**Goal of the exercise**
Every line that contains the word "Vergleich" should be copied out.

Data tied to figure images:
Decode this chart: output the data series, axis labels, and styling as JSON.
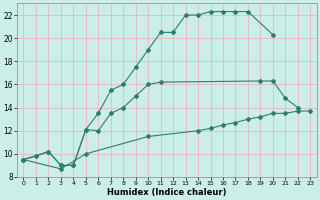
{
  "xlabel": "Humidex (Indice chaleur)",
  "bg_color": "#cceee8",
  "grid_color": "#e8b8b8",
  "line_color": "#2e7d72",
  "xlim": [
    -0.5,
    23.5
  ],
  "ylim": [
    8,
    23
  ],
  "xticks": [
    0,
    1,
    2,
    3,
    4,
    5,
    6,
    7,
    8,
    9,
    10,
    11,
    12,
    13,
    14,
    15,
    16,
    17,
    18,
    19,
    20,
    21,
    22,
    23
  ],
  "yticks": [
    8,
    10,
    12,
    14,
    16,
    18,
    20,
    22
  ],
  "line1_x": [
    0,
    1,
    2,
    3,
    4,
    5,
    6,
    7,
    8,
    9,
    10,
    11,
    12,
    13,
    14,
    15,
    16,
    17,
    18,
    20
  ],
  "line1_y": [
    9.5,
    9.8,
    10.2,
    9.0,
    9.0,
    12.1,
    13.5,
    15.5,
    16.0,
    17.5,
    19.0,
    20.5,
    20.5,
    22.0,
    22.0,
    22.3,
    22.3,
    22.3,
    22.3,
    20.3
  ],
  "line2_x": [
    0,
    2,
    3,
    4,
    5,
    6,
    7,
    8,
    9,
    10,
    11,
    19,
    20,
    21,
    22
  ],
  "line2_y": [
    9.5,
    10.2,
    9.0,
    9.0,
    12.1,
    12.0,
    13.5,
    14.0,
    15.0,
    16.0,
    16.2,
    16.3,
    16.3,
    14.8,
    14.0
  ],
  "line3_x": [
    0,
    3,
    5,
    10,
    14,
    15,
    16,
    17,
    18,
    19,
    20,
    21,
    22,
    23
  ],
  "line3_y": [
    9.5,
    8.7,
    10.0,
    11.5,
    12.0,
    12.2,
    12.5,
    12.7,
    13.0,
    13.2,
    13.5,
    13.5,
    13.7,
    13.7
  ]
}
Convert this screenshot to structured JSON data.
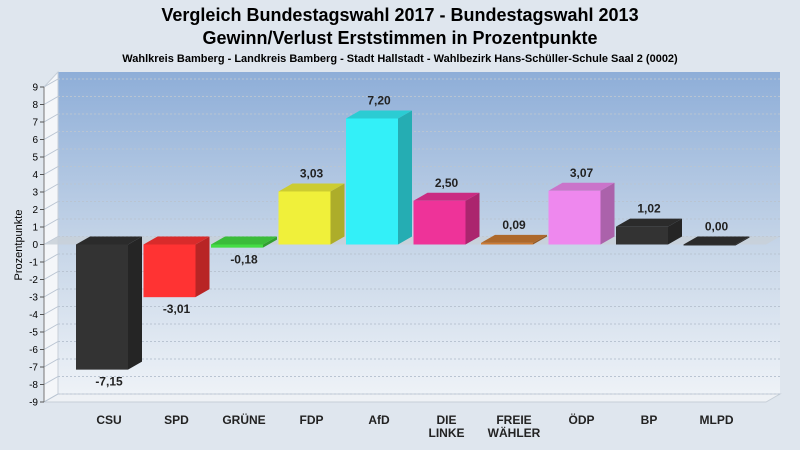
{
  "header": {
    "title_line1": "Vergleich Bundestagswahl 2017 - Bundestagswahl 2013",
    "title_line2": "Gewinn/Verlust Erststimmen in Prozentpunkte",
    "subtitle": "Wahlkreis Bamberg - Landkreis Bamberg - Stadt Hallstadt - Wahlbezirk Hans-Schüller-Schule Saal 2 (0002)"
  },
  "chart_data": {
    "type": "bar",
    "title": "Vergleich Bundestagswahl 2017 - Bundestagswahl 2013 / Gewinn/Verlust Erststimmen in Prozentpunkte",
    "ylabel": "Prozentpunkte",
    "xlabel": "",
    "ylim": [
      -9,
      9
    ],
    "yticks": [
      9,
      8,
      7,
      6,
      5,
      4,
      3,
      2,
      1,
      0,
      -1,
      -2,
      -3,
      -4,
      -5,
      -6,
      -7,
      -8,
      -9
    ],
    "grid": true,
    "categories": [
      "CSU",
      "SPD",
      "GRÜNE",
      "FDP",
      "AfD",
      "DIE LINKE",
      "FREIE WÄHLER",
      "ÖDP",
      "BP",
      "MLPD"
    ],
    "category_lines": [
      [
        "CSU"
      ],
      [
        "SPD"
      ],
      [
        "GRÜNE"
      ],
      [
        "FDP"
      ],
      [
        "AfD"
      ],
      [
        "DIE",
        "LINKE"
      ],
      [
        "FREIE",
        "WÄHLER"
      ],
      [
        "ÖDP"
      ],
      [
        "BP"
      ],
      [
        "MLPD"
      ]
    ],
    "values": [
      -7.15,
      -3.01,
      -0.18,
      3.03,
      7.2,
      2.5,
      0.09,
      3.07,
      1.02,
      0.0
    ],
    "value_labels": [
      "-7,15",
      "-3,01",
      "-0,18",
      "3,03",
      "7,20",
      "2,50",
      "0,09",
      "3,07",
      "1,02",
      "0,00"
    ],
    "colors": [
      "#333333",
      "#ff3333",
      "#44dd44",
      "#f0f03a",
      "#33f0f8",
      "#ee3399",
      "#cc7a33",
      "#ee88ee",
      "#333333",
      "#333333"
    ]
  }
}
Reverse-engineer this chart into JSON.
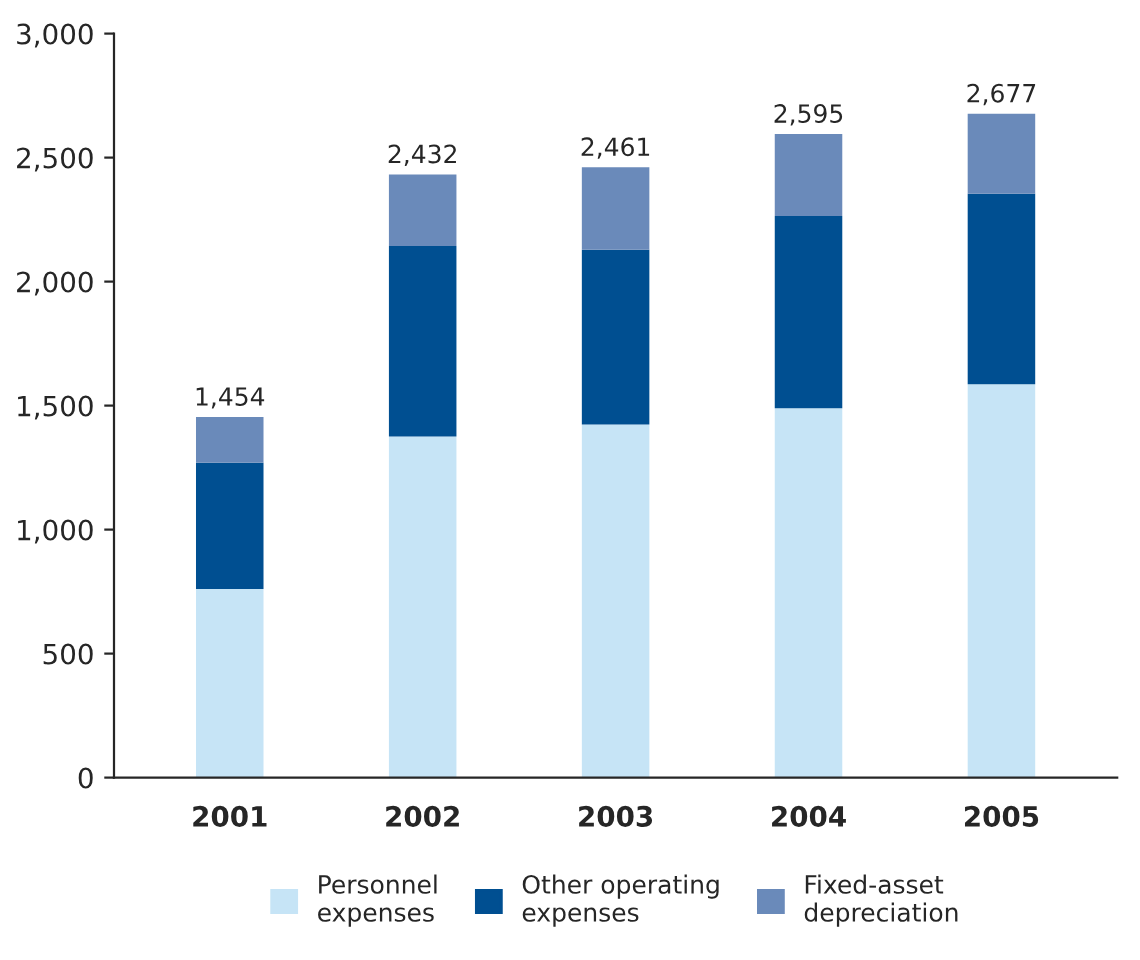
{
  "chart_data": {
    "type": "bar",
    "stacked": true,
    "categories": [
      "2001",
      "2002",
      "2003",
      "2004",
      "2005"
    ],
    "series": [
      {
        "name": "Personnel expenses",
        "color": "#c6e4f6",
        "values": [
          760,
          1375,
          1424,
          1489,
          1586
        ]
      },
      {
        "name": "Other operating expenses",
        "color": "#004f91",
        "values": [
          510,
          769,
          704,
          776,
          768
        ]
      },
      {
        "name": "Fixed-asset depreciation",
        "color": "#6a8aba",
        "values": [
          184,
          288,
          333,
          330,
          323
        ]
      }
    ],
    "totals": [
      "1,454",
      "2,432",
      "2,461",
      "2,595",
      "2,677"
    ],
    "ylim": [
      0,
      3000
    ],
    "yticks": [
      0,
      500,
      {
        "value": 1000,
        "label": "1,000"
      },
      {
        "value": 1500,
        "label": "1,500"
      },
      {
        "value": 2000,
        "label": "2,000"
      },
      {
        "value": 2500,
        "label": "2,500"
      },
      {
        "value": 3000,
        "label": "3,000"
      }
    ],
    "grid": false,
    "legend": "bottom"
  }
}
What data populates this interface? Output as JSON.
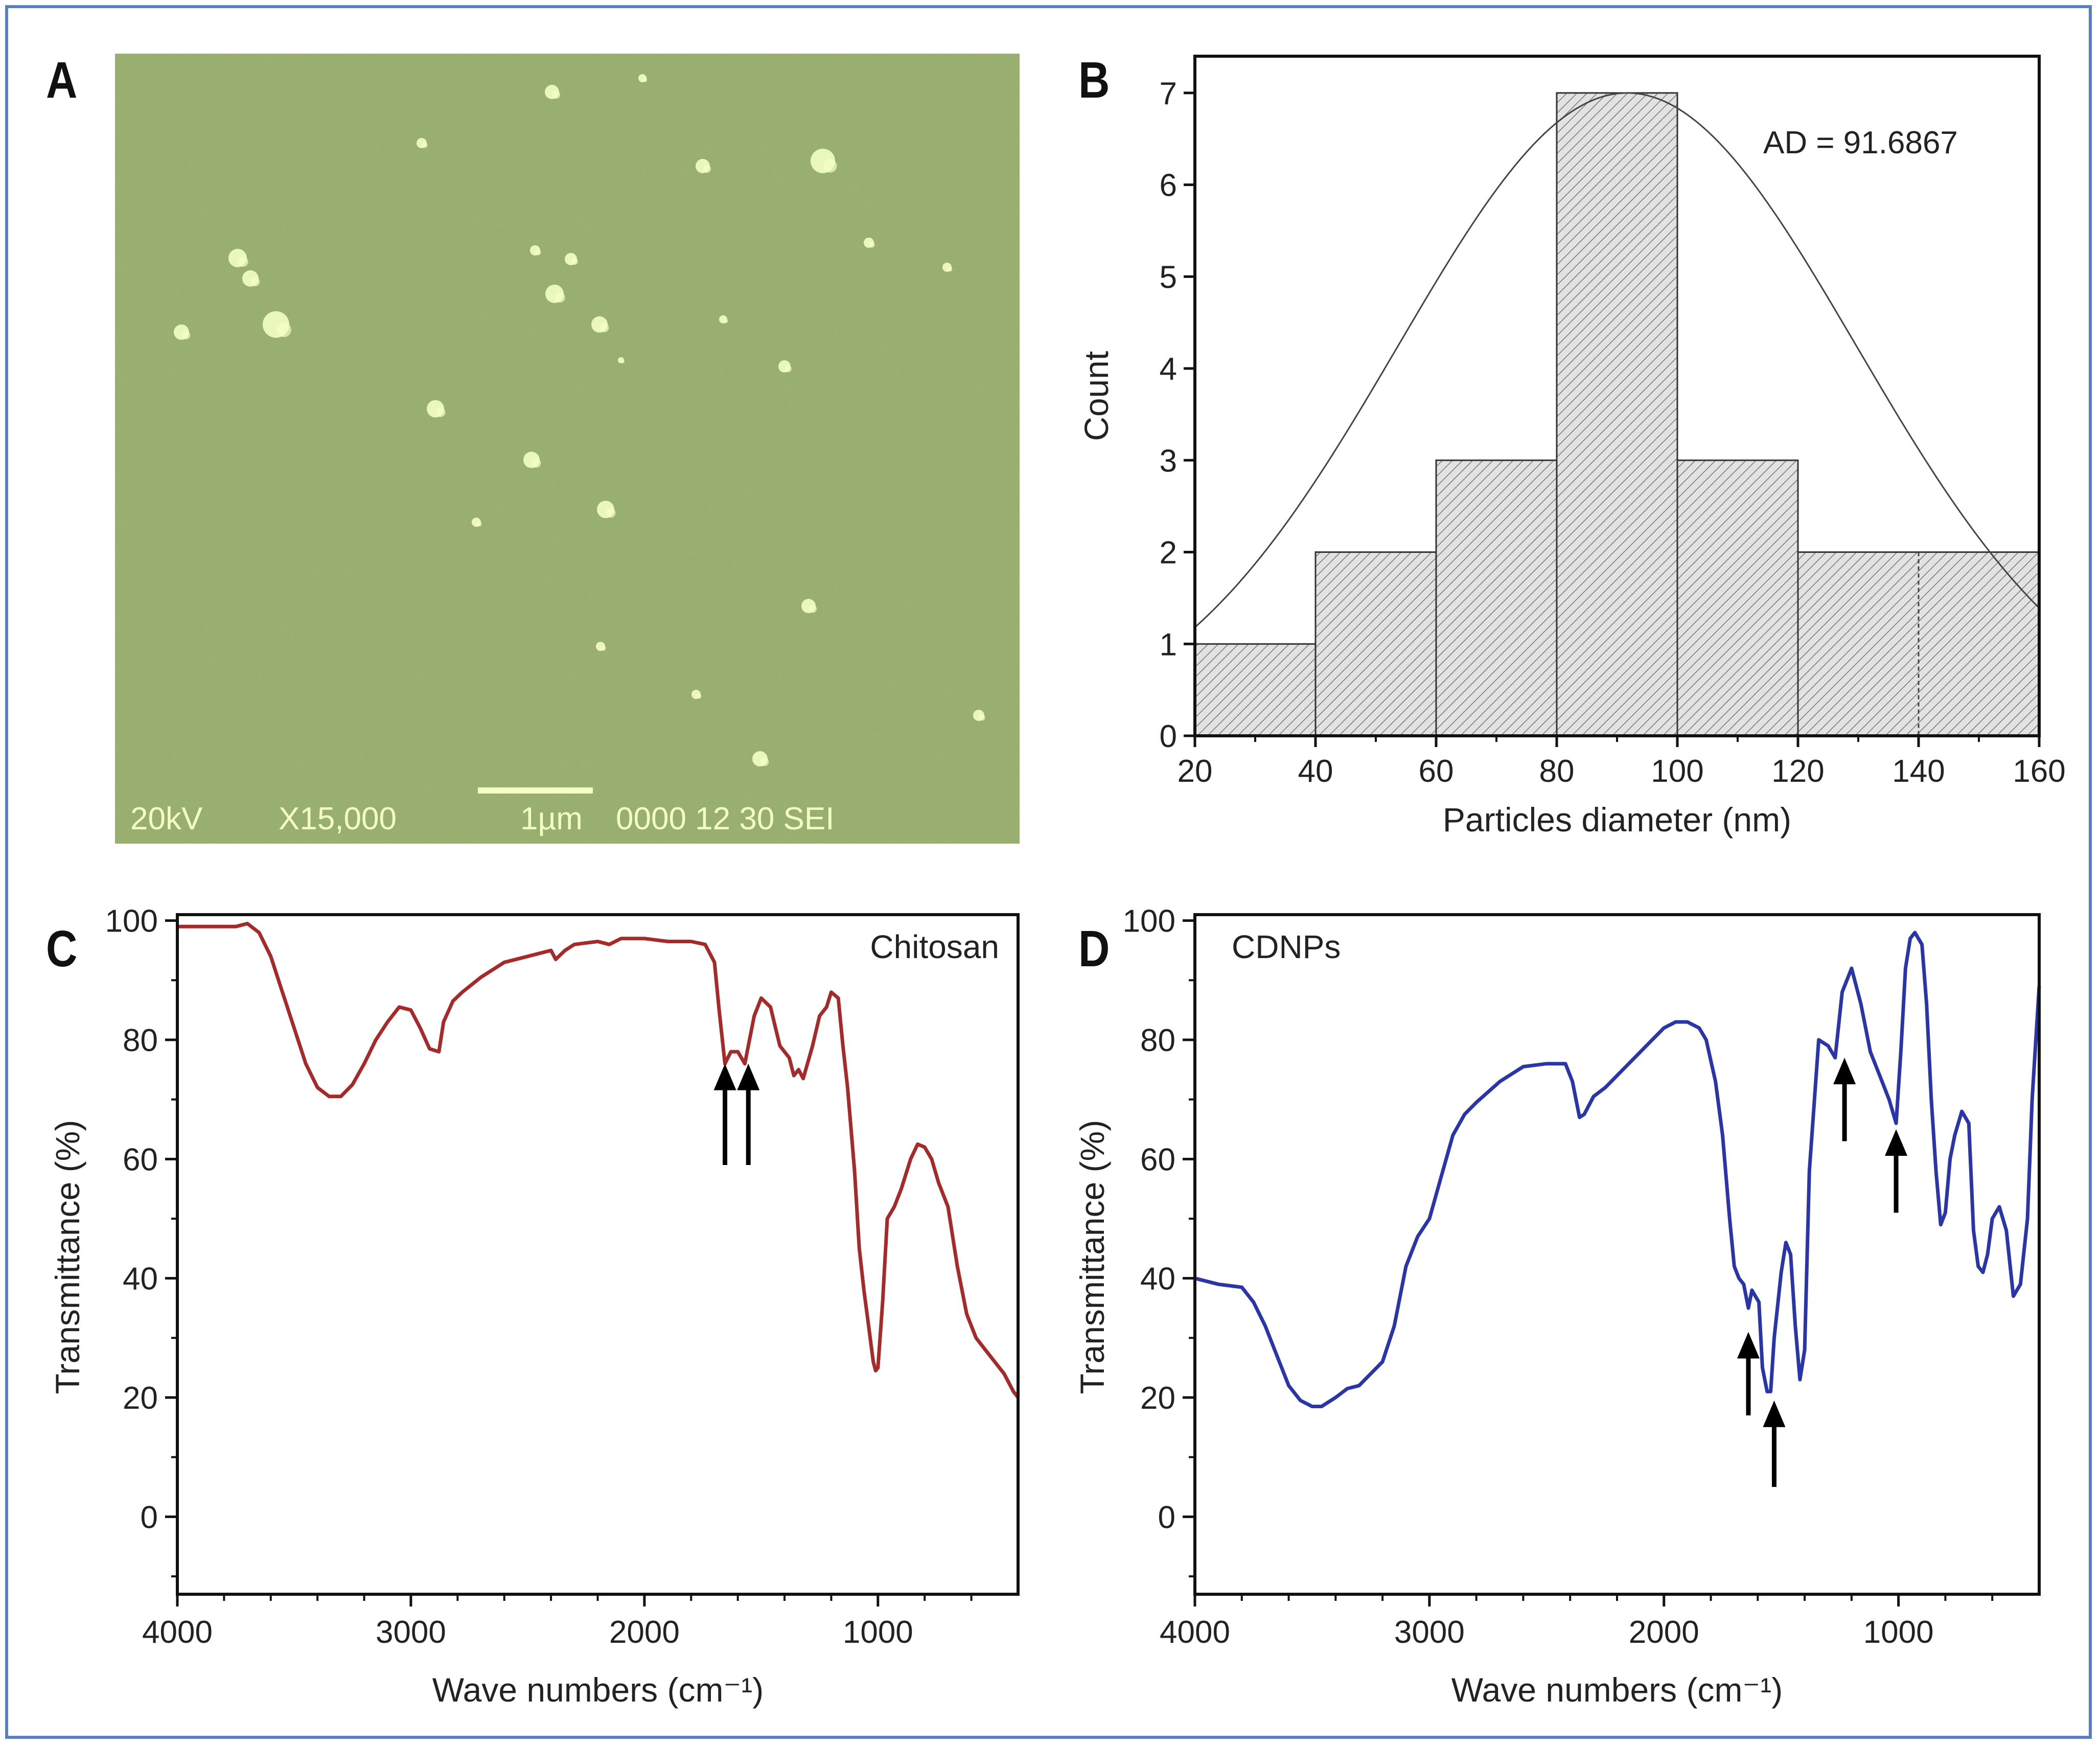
{
  "figure": {
    "border_color": "#5b7fc7",
    "panels": {
      "a": "A",
      "b": "B",
      "c": "C",
      "d": "D"
    }
  },
  "sem": {
    "caption": "20kV  X15,000  1µm 0000 12 30 SEI",
    "caption_parts": {
      "voltage": "20kV",
      "magnification": "X15,000",
      "scale": "1µm",
      "id": "0000 12 30 SEI"
    },
    "background_color": "#94ab6a",
    "particle_color": "#f3ffc4"
  },
  "chart_data": [
    {
      "panel": "B",
      "type": "bar",
      "title": "",
      "xlabel": "Particles diameter (nm)",
      "ylabel": "Count",
      "bins": [
        [
          20,
          40
        ],
        [
          40,
          60
        ],
        [
          60,
          80
        ],
        [
          80,
          100
        ],
        [
          100,
          120
        ],
        [
          120,
          160
        ]
      ],
      "values": [
        1,
        2,
        3,
        7,
        3,
        2
      ],
      "xlim": [
        20,
        160
      ],
      "ylim": [
        0,
        7.4
      ],
      "xticks": [
        20,
        40,
        60,
        80,
        100,
        120,
        140,
        160
      ],
      "yticks": [
        0,
        1,
        2,
        3,
        4,
        5,
        6,
        7
      ],
      "fit": {
        "type": "normal",
        "mean": 91.6867,
        "peak": 7.0,
        "sigma": 38
      },
      "annotation": "AD = 91.6867",
      "bar_fill": "#d8d8d8",
      "line_color": "#444444"
    },
    {
      "panel": "C",
      "type": "line",
      "title": "",
      "legend": "Chitosan",
      "xlabel": "Wave numbers (cm⁻¹)",
      "ylabel": "Transmittance (%)",
      "xlim": [
        4000,
        400
      ],
      "ylim": [
        -13,
        101
      ],
      "xticks": [
        4000,
        3000,
        2000,
        1000
      ],
      "yticks": [
        0,
        20,
        40,
        60,
        80,
        100
      ],
      "color": "#a52a2a",
      "series": {
        "name": "Chitosan",
        "x": [
          4000,
          3750,
          3700,
          3650,
          3600,
          3550,
          3500,
          3450,
          3400,
          3350,
          3300,
          3250,
          3200,
          3150,
          3100,
          3050,
          3000,
          2960,
          2920,
          2880,
          2860,
          2820,
          2780,
          2700,
          2600,
          2500,
          2400,
          2380,
          2340,
          2300,
          2200,
          2150,
          2100,
          2000,
          1900,
          1800,
          1740,
          1700,
          1680,
          1655,
          1630,
          1600,
          1570,
          1550,
          1530,
          1500,
          1460,
          1420,
          1380,
          1360,
          1340,
          1320,
          1280,
          1250,
          1220,
          1200,
          1170,
          1150,
          1130,
          1100,
          1080,
          1060,
          1040,
          1020,
          1010,
          1000,
          980,
          960,
          930,
          900,
          860,
          830,
          800,
          770,
          740,
          700,
          660,
          620,
          580,
          540,
          500,
          460,
          420,
          400
        ],
        "y": [
          99,
          99,
          99.5,
          98,
          94,
          88,
          82,
          76,
          72,
          70.5,
          70.5,
          72.5,
          76,
          80,
          83,
          85.5,
          85,
          82,
          78.5,
          78,
          83,
          86.5,
          88,
          90.5,
          93,
          94,
          95,
          93.5,
          95,
          96,
          96.5,
          96,
          97,
          97,
          96.5,
          96.5,
          96,
          93,
          85,
          76,
          78,
          78,
          76,
          80,
          84,
          87,
          85.5,
          79,
          77,
          74,
          75,
          73.5,
          79,
          84,
          85.5,
          88,
          87,
          79,
          72,
          58,
          45,
          38,
          32,
          26,
          24.5,
          25,
          36,
          50,
          52,
          55,
          60,
          62.5,
          62,
          60,
          56,
          52,
          42,
          34,
          30,
          28,
          26,
          24,
          21,
          20
        ]
      },
      "arrows": [
        {
          "x": 1655,
          "y_tip": 76,
          "y_tail": 59,
          "direction": "up"
        },
        {
          "x": 1555,
          "y_tip": 76,
          "y_tail": 59,
          "direction": "up"
        }
      ]
    },
    {
      "panel": "D",
      "type": "line",
      "title": "",
      "legend": "CDNPs",
      "xlabel": "Wave numbers (cm⁻¹)",
      "ylabel": "Transmittance (%)",
      "xlim": [
        4000,
        400
      ],
      "ylim": [
        -13,
        101
      ],
      "xticks": [
        4000,
        3000,
        2000,
        1000
      ],
      "yticks": [
        0,
        20,
        40,
        60,
        80,
        100
      ],
      "color": "#2a36a8",
      "series": {
        "name": "CDNPs",
        "x": [
          4000,
          3900,
          3800,
          3750,
          3700,
          3650,
          3600,
          3550,
          3500,
          3460,
          3400,
          3350,
          3300,
          3250,
          3200,
          3150,
          3100,
          3050,
          3000,
          2950,
          2900,
          2850,
          2800,
          2700,
          2600,
          2500,
          2420,
          2390,
          2360,
          2340,
          2300,
          2250,
          2200,
          2100,
          2000,
          1950,
          1900,
          1850,
          1820,
          1780,
          1750,
          1720,
          1700,
          1680,
          1660,
          1640,
          1625,
          1610,
          1595,
          1580,
          1560,
          1545,
          1530,
          1500,
          1480,
          1460,
          1440,
          1420,
          1400,
          1380,
          1340,
          1300,
          1270,
          1240,
          1200,
          1160,
          1120,
          1080,
          1040,
          1010,
          990,
          970,
          950,
          930,
          900,
          880,
          860,
          840,
          820,
          800,
          780,
          760,
          730,
          700,
          680,
          660,
          640,
          620,
          600,
          570,
          540,
          510,
          480,
          450,
          430,
          400
        ],
        "y": [
          40,
          39,
          38.5,
          36,
          32,
          27,
          22,
          19.5,
          18.5,
          18.5,
          20,
          21.5,
          22,
          24,
          26,
          32,
          42,
          47,
          50,
          57,
          64,
          67.5,
          69.5,
          73,
          75.5,
          76,
          76,
          73,
          67,
          67.5,
          70.5,
          72,
          74,
          78,
          82,
          83,
          83,
          82,
          80,
          73,
          64,
          50,
          42,
          40,
          39,
          35,
          38,
          37,
          36,
          25,
          21,
          21,
          30,
          41,
          46,
          44,
          32,
          23,
          28,
          58,
          80,
          79,
          77,
          88,
          92,
          86,
          78,
          74,
          70,
          66,
          78,
          92,
          97,
          98,
          96,
          86,
          70,
          58,
          49,
          51,
          60,
          64,
          68,
          66,
          48,
          42,
          41,
          44,
          50,
          52,
          48,
          37,
          39,
          50,
          70,
          89
        ]
      },
      "arrows": [
        {
          "x": 1640,
          "y_tip": 31,
          "y_tail": 17,
          "direction": "up"
        },
        {
          "x": 1530,
          "y_tip": 19.5,
          "y_tail": 5,
          "direction": "up"
        },
        {
          "x": 1230,
          "y_tip": 77,
          "y_tail": 63,
          "direction": "up"
        },
        {
          "x": 1010,
          "y_tip": 65,
          "y_tail": 51,
          "direction": "up"
        }
      ]
    }
  ]
}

**Output for this task**
    "title_line1": "Vergleich Bundestagswahl 2017 - Bundestagswahl 2013",
    "title": "Vergleich Bundestagswahl 2017 - Bundestagswahl 2013 / Gewinn/Verlust Erststimmen in Prozentpunkte",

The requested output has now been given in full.